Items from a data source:
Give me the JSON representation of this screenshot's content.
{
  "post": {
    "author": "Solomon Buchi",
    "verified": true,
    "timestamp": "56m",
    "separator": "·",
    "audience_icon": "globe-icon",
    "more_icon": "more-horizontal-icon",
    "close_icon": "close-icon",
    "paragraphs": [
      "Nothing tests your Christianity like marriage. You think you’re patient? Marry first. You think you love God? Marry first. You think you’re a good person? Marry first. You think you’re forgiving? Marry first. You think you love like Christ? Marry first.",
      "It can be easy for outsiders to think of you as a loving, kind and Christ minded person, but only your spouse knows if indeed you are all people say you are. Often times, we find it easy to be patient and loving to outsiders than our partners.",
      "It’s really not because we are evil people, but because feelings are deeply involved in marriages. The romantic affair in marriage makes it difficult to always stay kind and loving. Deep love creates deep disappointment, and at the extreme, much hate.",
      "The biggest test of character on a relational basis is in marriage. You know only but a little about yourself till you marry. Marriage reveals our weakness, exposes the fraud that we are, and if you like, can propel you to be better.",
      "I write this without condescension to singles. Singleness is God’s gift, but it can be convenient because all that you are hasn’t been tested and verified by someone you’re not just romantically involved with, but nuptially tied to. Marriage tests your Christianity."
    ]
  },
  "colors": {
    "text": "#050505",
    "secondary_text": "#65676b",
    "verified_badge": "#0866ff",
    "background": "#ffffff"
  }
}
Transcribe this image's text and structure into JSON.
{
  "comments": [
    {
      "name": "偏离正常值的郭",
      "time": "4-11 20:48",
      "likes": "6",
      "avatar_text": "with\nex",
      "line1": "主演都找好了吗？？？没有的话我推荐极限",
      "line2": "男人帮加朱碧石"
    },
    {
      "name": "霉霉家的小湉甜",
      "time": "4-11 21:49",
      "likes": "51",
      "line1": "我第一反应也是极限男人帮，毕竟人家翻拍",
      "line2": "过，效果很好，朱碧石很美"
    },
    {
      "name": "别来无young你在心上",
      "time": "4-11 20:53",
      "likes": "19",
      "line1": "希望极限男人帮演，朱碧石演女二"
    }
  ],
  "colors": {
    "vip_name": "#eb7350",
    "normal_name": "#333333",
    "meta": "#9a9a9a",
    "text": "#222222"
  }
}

(Exercise aim):
Show every line where the string "that" appears.

(Output for this exercise):
      "The biggest test of character on a relational basis is in marriage. You know only but a little about yourself till you marry. Marriage reveals our weakness, exposes the fraud that we are, and if you like, can propel you to be better.",
      "I write this without condescension to singles. Singleness is God’s gift, but it can be convenient because all that you are hasn’t been tested and verified by someone you’re not just romantically involved with, but nuptially tied to. Marriage tests your Christianity."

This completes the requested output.